● **Available data**
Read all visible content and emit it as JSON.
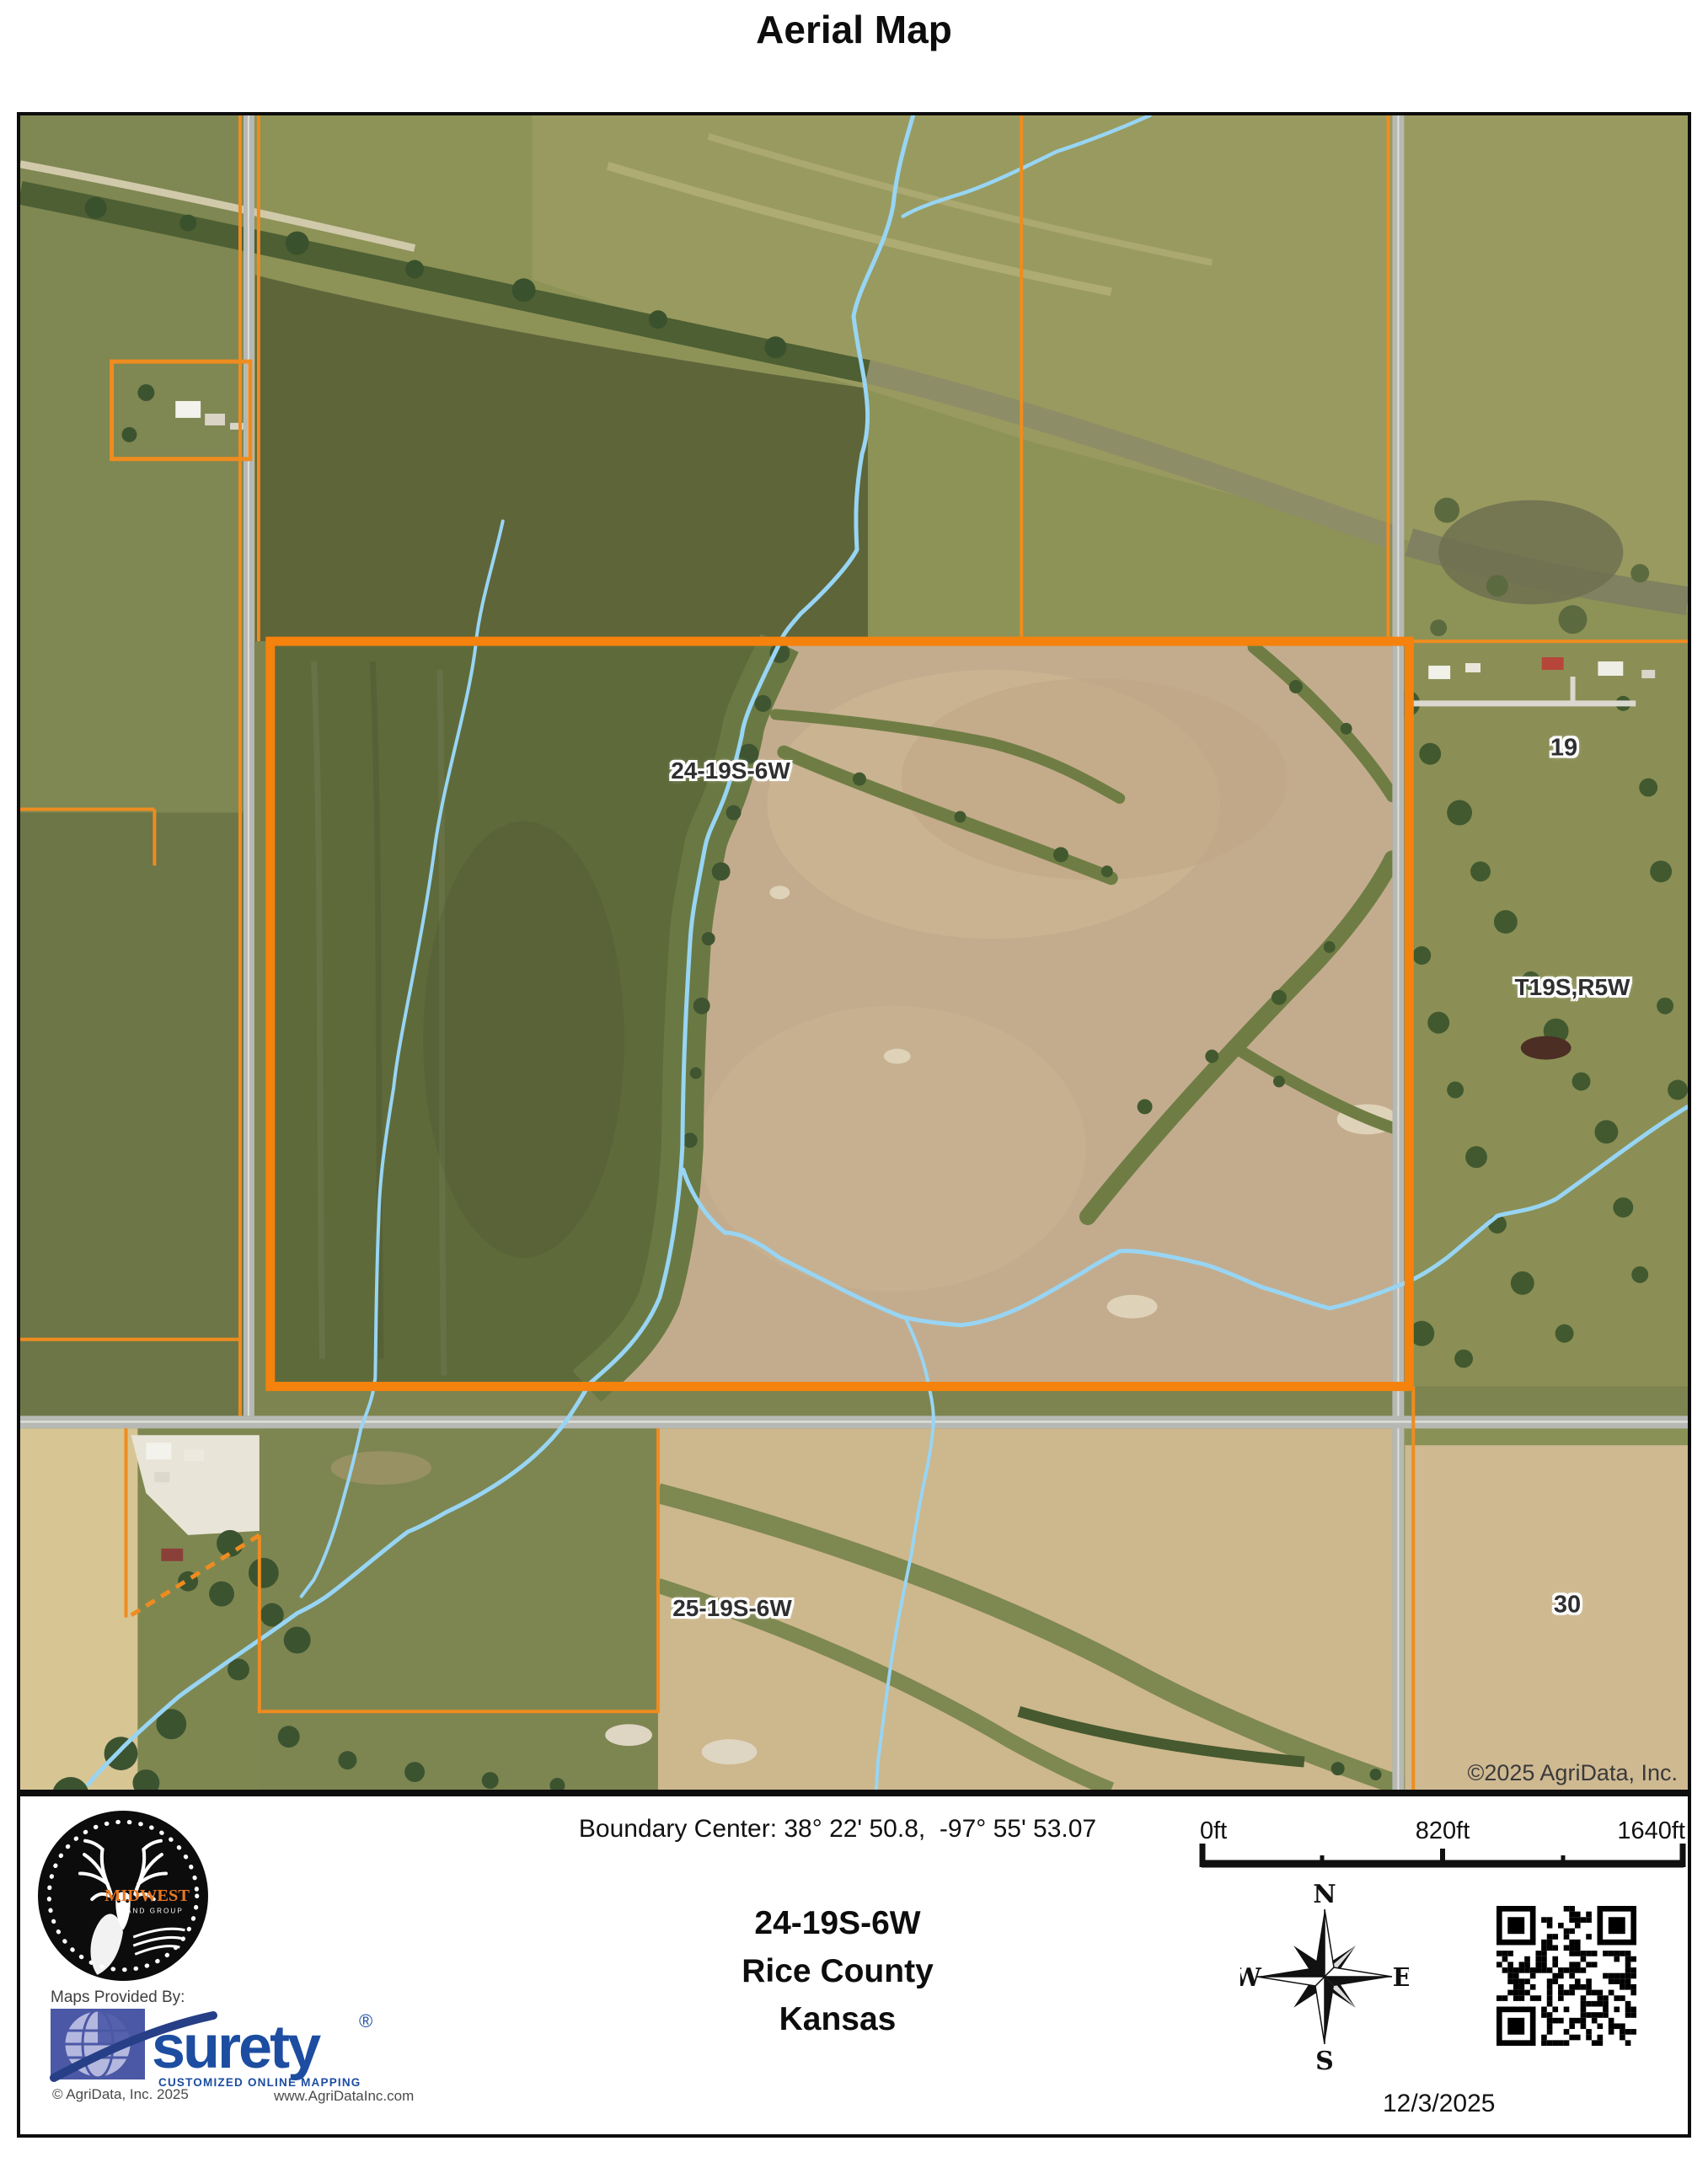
{
  "page": {
    "title": "Aerial Map",
    "background": "#ffffff"
  },
  "map": {
    "labels": {
      "section_24": "24-19S-6W",
      "section_25": "25-19S-6W",
      "section_19": "19",
      "township_range": "T19S,R5W",
      "section_30": "30",
      "imagery_credit": "©2025 AgriData, Inc."
    },
    "colors": {
      "parcel_boundary": "#f5820d",
      "section_line": "#ef8c1f",
      "stream": "#98d5f4",
      "road": "#b6b9b3"
    }
  },
  "footer": {
    "boundary_center": "Boundary Center: 38° 22' 50.8,  -97° 55' 53.07",
    "location": {
      "section": "24-19S-6W",
      "county": "Rice County",
      "state": "Kansas"
    },
    "scale_bar": {
      "start_label": "0ft",
      "mid_label": "820ft",
      "end_label": "1640ft"
    },
    "compass": {
      "north": "N",
      "east": "E",
      "south": "S",
      "west": "W"
    },
    "date": "12/3/2025",
    "branding": {
      "maps_provided_by": "Maps Provided By:",
      "brand_name": "surety",
      "registered_mark": "®",
      "tagline": "CUSTOMIZED ONLINE MAPPING",
      "agridata_copyright": "© AgriData, Inc. 2025",
      "website": "www.AgriDataInc.com",
      "midwest_logo_name": "MIDWEST",
      "midwest_logo_sub": "LAND GROUP"
    }
  }
}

● **Problem requirements**
Each record should be quoted exactly, with the images omitted.

● **Solution below**
Read all visible content and emit it as JSON.
{
  "page": {
    "title": "Aerial Map",
    "background": "#ffffff"
  },
  "map": {
    "labels": {
      "section_24": "24-19S-6W",
      "section_25": "25-19S-6W",
      "section_19": "19",
      "township_range": "T19S,R5W",
      "section_30": "30",
      "imagery_credit": "©2025 AgriData, Inc."
    },
    "colors": {
      "parcel_boundary": "#f5820d",
      "section_line": "#ef8c1f",
      "stream": "#98d5f4",
      "road": "#b6b9b3"
    }
  },
  "footer": {
    "boundary_center": "Boundary Center: 38° 22' 50.8,  -97° 55' 53.07",
    "location": {
      "section": "24-19S-6W",
      "county": "Rice County",
      "state": "Kansas"
    },
    "scale_bar": {
      "start_label": "0ft",
      "mid_label": "820ft",
      "end_label": "1640ft"
    },
    "compass": {
      "north": "N",
      "east": "E",
      "south": "S",
      "west": "W"
    },
    "date": "12/3/2025",
    "branding": {
      "maps_provided_by": "Maps Provided By:",
      "brand_name": "surety",
      "registered_mark": "®",
      "tagline": "CUSTOMIZED ONLINE MAPPING",
      "agridata_copyright": "© AgriData, Inc. 2025",
      "website": "www.AgriDataInc.com",
      "midwest_logo_name": "MIDWEST",
      "midwest_logo_sub": "LAND GROUP"
    }
  }
}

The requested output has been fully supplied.